-- Begin Passage given --

Import the Data (.wav files) from google drive

In [None]:
from google.colab import drive
drive.mount('/content/drive')

In [None]:
!pwd

In [None]:
!unzip 'drive/MyDrive/Hackathlon/001_Urban_Sound_Classification/train.zip'

Import modules

In [None]:
import pandas as pd
import numpy as np
import os
import librosa
import pickle
import glob
import IPython.display as ipd
%pylab inline

import warnings
warnings.filterwarnings('ignore')

Loading the dataset

In [None]:
df = pd.read_csv('/content/drive/MyDrive/Hackathlon/001_Urban_Sound_Classification/train_fuSp8nd.csv')
df.head()


In [None]:
#Count of datapoints in each class
df["Class"].value_counts()

In [None]:
ipd.Audio('Train/1.wav')

Data Preprocessing

Preprocessing strategy, 
for each file :
>1. load a file
>2. pad the signal (if necessary)

-- End Passage given --
-- Begin Provided entries --

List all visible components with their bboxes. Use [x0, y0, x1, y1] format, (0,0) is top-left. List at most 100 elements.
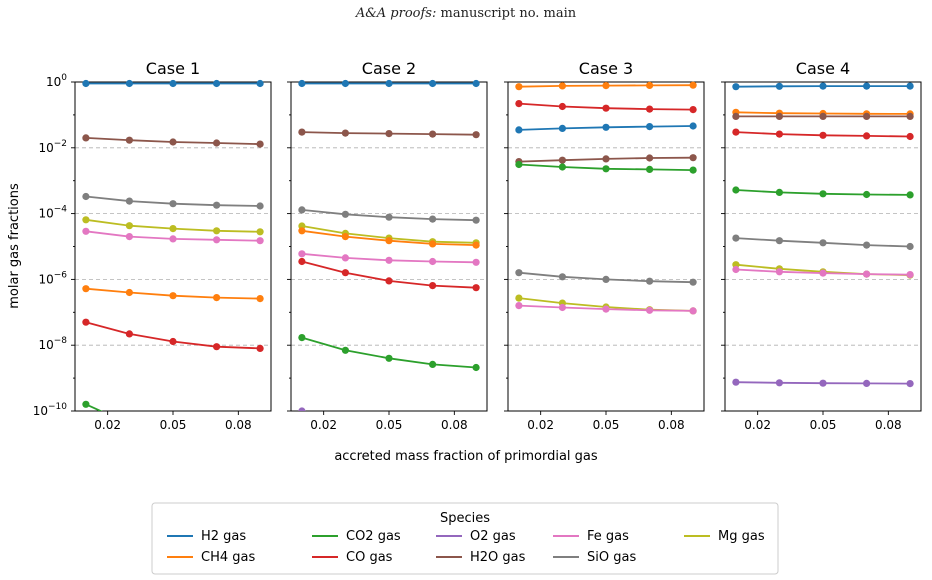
legend-label: CO2 gas	[346, 529, 401, 544]
data-point	[732, 112, 740, 120]
x-tick-label: 0.05	[593, 418, 620, 432]
data-point	[385, 79, 393, 88]
data-point	[732, 234, 740, 242]
data-point	[472, 216, 480, 224]
data-point	[775, 112, 784, 120]
data-point	[298, 128, 306, 136]
legend-label: Fe gas	[587, 529, 629, 544]
data-point	[819, 82, 827, 90]
legend-item: Mg gas	[684, 529, 765, 544]
legend-title: Species	[440, 511, 490, 526]
data-point	[472, 258, 480, 266]
data-point	[775, 268, 784, 276]
legend-item: SiO gas	[553, 550, 636, 565]
data-point	[775, 130, 784, 138]
data-point	[213, 201, 221, 209]
data-point	[169, 292, 177, 300]
data-point	[169, 337, 177, 346]
data-point	[515, 302, 523, 310]
series-line	[301, 336, 477, 369]
data-point	[732, 128, 740, 136]
x-tick-label: 0.02	[744, 418, 771, 432]
data-point	[169, 138, 177, 146]
x-tick-label: 0.08	[875, 418, 902, 432]
data-point	[256, 295, 264, 303]
data-point	[906, 191, 914, 199]
panel-title: Case 1	[146, 59, 200, 78]
data-point	[82, 227, 90, 235]
data-point	[689, 307, 697, 315]
data-point	[385, 354, 393, 362]
data-point	[819, 112, 827, 120]
data-point	[819, 269, 827, 277]
data-point	[82, 318, 90, 326]
data-point	[863, 379, 871, 387]
data-point	[256, 237, 264, 245]
data-point	[515, 100, 523, 108]
panels: Case 1 100 10−2 10−4 10−6 10−8 10−10 0.02 0.05 0.…	[33, 59, 922, 432]
x-tick-label: 0.02	[527, 418, 554, 432]
data-point	[213, 343, 221, 351]
data-point	[125, 288, 133, 297]
panel-title: Case 3	[579, 59, 633, 78]
legend-frame	[151, 502, 779, 575]
series-group	[515, 81, 697, 315]
legend-item: H2O gas	[436, 550, 526, 565]
y-tick-label: 10−4	[38, 205, 67, 221]
data-point	[689, 81, 697, 89]
data-point	[602, 123, 610, 131]
data-point	[558, 102, 567, 111]
data-point	[341, 210, 349, 218]
x-tick-label: 0.08	[225, 418, 252, 432]
data-point	[863, 132, 871, 140]
page-header: A&A proofs: manuscript no. main	[0, 6, 932, 21]
data-point	[341, 346, 349, 354]
data-point	[82, 285, 90, 293]
legend-label: H2 gas	[201, 529, 246, 544]
data-point	[429, 215, 437, 223]
data-point	[341, 129, 349, 137]
data-point	[602, 275, 610, 283]
legend-label: SiO gas	[587, 550, 636, 565]
series-group	[298, 79, 480, 411]
data-point	[341, 233, 349, 241]
panel-3: Case 3 0.02 0.05 0.08	[504, 59, 705, 432]
data-point	[82, 400, 90, 408]
data-point	[298, 257, 306, 266]
data-point	[515, 126, 523, 134]
data-point	[646, 306, 654, 314]
y-axis-label: molar gas fractions	[7, 183, 22, 309]
data-point	[125, 79, 133, 88]
data-point	[472, 284, 480, 292]
data-point	[819, 379, 827, 387]
data-point	[775, 379, 784, 387]
data-point	[775, 237, 784, 245]
data-point	[256, 228, 264, 236]
data-point	[256, 79, 264, 88]
legend-item: CH4 gas	[167, 550, 255, 565]
data-point	[689, 122, 697, 130]
data-point	[341, 254, 349, 262]
x-tick-label: 0.08	[658, 418, 685, 432]
data-point	[298, 407, 306, 411]
legend-item: CO gas	[312, 550, 393, 565]
data-point	[429, 282, 437, 290]
y-tick-label: 10−8	[38, 336, 67, 352]
data-point	[819, 131, 827, 139]
data-point	[689, 278, 697, 286]
data-point	[515, 83, 523, 91]
y-tick-label: 100	[46, 73, 67, 89]
data-point	[515, 269, 523, 277]
legend-item: O2 gas	[436, 529, 516, 544]
data-point	[906, 132, 914, 141]
data-point	[125, 197, 133, 205]
data-point	[515, 294, 523, 302]
data-point	[732, 378, 740, 386]
data-point	[82, 79, 90, 88]
data-point	[906, 271, 914, 279]
data-point	[863, 112, 871, 120]
series-group	[732, 82, 914, 388]
data-point	[775, 82, 784, 90]
data-point	[298, 250, 306, 258]
legend-label: O2 gas	[470, 529, 516, 544]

-- End Provided entries --

[The tasks]
- 1) Reproduce verbatim the part of the urban sound classification notebook starting at "Loading the dataset" and ending at "ipd.Audio('Train/1.wav')".
- 2) From the records, quote the lines starting at the line that contains "529, 401, 544]" and ending at the line that contains "128, 306, 136]".

[Answers to the problems]
- 1)
Loading the dataset

In [None]:
df = pd.read_csv('/content/drive/MyDrive/Hackathlon/001_Urban_Sound_Classification/train_fuSp8nd.csv')
df.head()


In [None]:
#Count of datapoints in each class
df["Class"].value_counts()

In [None]:
ipd.Audio('Train/1.wav')

- 2)
legend-label: CO2 gas	[346, 529, 401, 544]
data-point	[732, 112, 740, 120]
x-tick-label: 0.05	[593, 418, 620, 432]
data-point	[385, 79, 393, 88]
data-point	[732, 234, 740, 242]
data-point	[472, 216, 480, 224]
data-point	[775, 112, 784, 120]
data-point	[298, 128, 306, 136]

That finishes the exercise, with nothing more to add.